*Exercise requirements*
Collect all lines containing the word "夯实学习教育理论基础" from the data.

*Records for the exercise*
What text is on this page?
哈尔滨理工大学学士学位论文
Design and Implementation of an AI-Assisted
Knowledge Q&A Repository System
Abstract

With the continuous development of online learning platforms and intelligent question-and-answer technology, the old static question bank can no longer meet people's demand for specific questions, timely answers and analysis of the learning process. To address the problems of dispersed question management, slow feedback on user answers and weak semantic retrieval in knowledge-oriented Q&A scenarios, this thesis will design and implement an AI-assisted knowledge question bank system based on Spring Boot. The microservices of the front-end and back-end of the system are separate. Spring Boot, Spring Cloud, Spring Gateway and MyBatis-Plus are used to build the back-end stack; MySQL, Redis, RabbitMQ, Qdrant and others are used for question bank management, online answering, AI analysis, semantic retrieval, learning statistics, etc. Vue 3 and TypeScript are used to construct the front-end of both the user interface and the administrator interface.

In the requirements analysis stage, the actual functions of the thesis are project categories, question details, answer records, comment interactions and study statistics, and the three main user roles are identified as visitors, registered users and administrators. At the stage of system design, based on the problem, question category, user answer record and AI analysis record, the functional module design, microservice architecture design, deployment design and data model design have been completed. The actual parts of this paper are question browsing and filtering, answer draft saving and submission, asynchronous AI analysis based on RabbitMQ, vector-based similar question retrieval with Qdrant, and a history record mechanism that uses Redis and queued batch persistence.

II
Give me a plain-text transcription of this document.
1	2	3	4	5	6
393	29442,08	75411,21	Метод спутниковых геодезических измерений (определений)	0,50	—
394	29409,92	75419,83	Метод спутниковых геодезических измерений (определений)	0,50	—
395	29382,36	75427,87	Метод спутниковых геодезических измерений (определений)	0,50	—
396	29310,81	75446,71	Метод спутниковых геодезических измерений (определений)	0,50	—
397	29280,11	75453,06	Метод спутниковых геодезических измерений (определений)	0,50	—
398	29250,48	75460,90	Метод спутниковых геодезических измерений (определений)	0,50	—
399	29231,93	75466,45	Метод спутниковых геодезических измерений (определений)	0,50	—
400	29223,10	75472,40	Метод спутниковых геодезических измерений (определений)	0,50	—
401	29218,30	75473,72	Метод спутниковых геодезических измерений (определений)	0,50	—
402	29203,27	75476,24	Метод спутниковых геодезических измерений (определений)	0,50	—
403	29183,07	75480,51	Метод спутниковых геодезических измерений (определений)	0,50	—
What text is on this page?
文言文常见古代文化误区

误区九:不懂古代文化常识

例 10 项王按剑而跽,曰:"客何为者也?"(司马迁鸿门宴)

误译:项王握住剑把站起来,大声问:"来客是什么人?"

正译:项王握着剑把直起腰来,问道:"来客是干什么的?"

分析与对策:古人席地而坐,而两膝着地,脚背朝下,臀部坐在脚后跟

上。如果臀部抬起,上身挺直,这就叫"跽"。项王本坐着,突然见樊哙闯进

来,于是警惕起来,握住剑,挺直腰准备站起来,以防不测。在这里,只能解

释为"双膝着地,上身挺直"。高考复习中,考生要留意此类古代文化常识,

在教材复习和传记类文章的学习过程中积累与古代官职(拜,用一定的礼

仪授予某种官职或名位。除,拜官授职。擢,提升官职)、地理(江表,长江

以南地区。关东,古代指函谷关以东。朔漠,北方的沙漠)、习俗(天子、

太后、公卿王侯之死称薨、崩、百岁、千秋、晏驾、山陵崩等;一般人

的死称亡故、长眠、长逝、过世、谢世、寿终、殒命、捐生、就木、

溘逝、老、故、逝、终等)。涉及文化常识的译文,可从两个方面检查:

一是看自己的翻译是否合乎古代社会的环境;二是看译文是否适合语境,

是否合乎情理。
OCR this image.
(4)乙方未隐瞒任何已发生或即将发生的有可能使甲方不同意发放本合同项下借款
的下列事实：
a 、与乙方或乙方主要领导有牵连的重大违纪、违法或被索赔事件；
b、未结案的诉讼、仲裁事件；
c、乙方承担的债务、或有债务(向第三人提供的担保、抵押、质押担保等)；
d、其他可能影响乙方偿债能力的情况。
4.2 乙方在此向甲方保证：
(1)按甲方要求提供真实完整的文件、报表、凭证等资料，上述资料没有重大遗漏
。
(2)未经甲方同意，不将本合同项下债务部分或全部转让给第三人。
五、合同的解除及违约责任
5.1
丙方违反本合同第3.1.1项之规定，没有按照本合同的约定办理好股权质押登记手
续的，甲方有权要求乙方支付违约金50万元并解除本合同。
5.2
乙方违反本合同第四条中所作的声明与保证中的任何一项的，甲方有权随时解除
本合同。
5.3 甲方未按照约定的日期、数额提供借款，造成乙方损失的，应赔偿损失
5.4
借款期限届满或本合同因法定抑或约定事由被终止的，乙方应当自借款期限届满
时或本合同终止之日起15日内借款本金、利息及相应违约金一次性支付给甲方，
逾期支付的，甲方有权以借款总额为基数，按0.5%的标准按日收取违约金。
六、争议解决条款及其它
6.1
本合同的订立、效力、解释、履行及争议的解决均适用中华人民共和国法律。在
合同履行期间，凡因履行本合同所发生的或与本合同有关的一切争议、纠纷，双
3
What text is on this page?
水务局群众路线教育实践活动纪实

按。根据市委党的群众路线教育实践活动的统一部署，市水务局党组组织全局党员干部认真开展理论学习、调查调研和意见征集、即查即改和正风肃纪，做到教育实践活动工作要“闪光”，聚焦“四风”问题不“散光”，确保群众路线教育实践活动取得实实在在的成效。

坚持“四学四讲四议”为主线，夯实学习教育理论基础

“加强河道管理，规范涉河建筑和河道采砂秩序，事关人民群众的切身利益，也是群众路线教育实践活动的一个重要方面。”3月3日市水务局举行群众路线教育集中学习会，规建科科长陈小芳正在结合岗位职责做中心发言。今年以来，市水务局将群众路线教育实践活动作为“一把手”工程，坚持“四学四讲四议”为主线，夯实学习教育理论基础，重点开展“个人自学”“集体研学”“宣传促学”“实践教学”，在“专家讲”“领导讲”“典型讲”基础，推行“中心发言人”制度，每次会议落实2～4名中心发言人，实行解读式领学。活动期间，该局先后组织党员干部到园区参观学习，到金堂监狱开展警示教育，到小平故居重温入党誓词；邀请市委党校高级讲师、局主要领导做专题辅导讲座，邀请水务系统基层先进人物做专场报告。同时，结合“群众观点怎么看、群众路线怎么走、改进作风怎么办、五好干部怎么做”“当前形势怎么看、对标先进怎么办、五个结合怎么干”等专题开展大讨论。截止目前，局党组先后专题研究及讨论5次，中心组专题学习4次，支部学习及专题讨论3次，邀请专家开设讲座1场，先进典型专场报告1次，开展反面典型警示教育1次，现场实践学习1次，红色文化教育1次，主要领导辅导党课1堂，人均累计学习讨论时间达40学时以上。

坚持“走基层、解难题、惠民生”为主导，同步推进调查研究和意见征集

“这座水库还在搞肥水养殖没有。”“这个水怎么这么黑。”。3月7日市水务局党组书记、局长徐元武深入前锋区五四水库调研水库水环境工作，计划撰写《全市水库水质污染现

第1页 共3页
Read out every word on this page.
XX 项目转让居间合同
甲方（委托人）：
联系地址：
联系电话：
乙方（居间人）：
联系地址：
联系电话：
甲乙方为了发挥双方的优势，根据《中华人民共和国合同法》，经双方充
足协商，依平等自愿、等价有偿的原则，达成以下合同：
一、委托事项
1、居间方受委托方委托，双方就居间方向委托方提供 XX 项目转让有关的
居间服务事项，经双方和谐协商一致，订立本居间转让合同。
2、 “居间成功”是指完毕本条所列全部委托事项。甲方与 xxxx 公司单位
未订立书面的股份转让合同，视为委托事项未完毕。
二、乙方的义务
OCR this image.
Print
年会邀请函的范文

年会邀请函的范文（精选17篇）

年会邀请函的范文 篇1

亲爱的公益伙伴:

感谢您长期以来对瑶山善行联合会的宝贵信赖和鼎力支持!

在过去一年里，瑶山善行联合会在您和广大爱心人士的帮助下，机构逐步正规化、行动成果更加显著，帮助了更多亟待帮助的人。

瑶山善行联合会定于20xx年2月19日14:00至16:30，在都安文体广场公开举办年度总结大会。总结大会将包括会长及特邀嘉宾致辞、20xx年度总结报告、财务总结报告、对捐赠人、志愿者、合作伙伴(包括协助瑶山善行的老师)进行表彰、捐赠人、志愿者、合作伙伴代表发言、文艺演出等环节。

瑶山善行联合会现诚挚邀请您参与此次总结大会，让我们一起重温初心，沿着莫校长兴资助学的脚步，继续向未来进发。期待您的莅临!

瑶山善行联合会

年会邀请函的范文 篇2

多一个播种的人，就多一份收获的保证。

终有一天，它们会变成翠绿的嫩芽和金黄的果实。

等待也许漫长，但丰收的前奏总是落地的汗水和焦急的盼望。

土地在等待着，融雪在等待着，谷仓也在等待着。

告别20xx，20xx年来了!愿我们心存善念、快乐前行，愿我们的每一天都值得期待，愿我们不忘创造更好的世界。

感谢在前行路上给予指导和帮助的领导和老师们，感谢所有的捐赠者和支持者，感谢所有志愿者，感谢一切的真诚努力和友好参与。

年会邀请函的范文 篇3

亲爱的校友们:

*Problem solution*
坚持“四学四讲四议”为主线，夯实学习教育理论基础
“加强河道管理，规范涉河建筑和河道采砂秩序，事关人民群众的切身利益，也是群众路线教育实践活动的一个重要方面。”3月3日市水务局举行群众路线教育集中学习会，规建科科长陈小芳正在结合岗位职责做中心发言。今年以来，市水务局将群众路线教育实践活动作为“一把手”工程，坚持“四学四讲四议”为主线，夯实学习教育理论基础，重点开展“个人自学”“集体研学”“宣传促学”“实践教学”，在“专家讲”“领导讲”“典型讲”基础，推行“中心发言人”制度，每次会议落实2～4名中心发言人，实行解读式领学。活动期间，该局先后组织党员干部到园区参观学习，到金堂监狱开展警示教育，到小平故居重温入党誓词；邀请市委党校高级讲师、局主要领导做专题辅导讲座，邀请水务系统基层先进人物做专场报告。同时，结合“群众观点怎么看、群众路线怎么走、改进作风怎么办、五好干部怎么做”“当前形势怎么看、对标先进怎么办、五个结合怎么干”等专题开展大讨论。截止目前，局党组先后专题研究及讨论5次，中心组专题学习4次，支部学习及专题讨论3次，邀请专家开设讲座1场，先进典型专场报告1次，开展反面典型警示教育1次，现场实践学习1次，红色文化教育1次，主要领导辅导党课1堂，人均累计学习讨论时间达40学时以上。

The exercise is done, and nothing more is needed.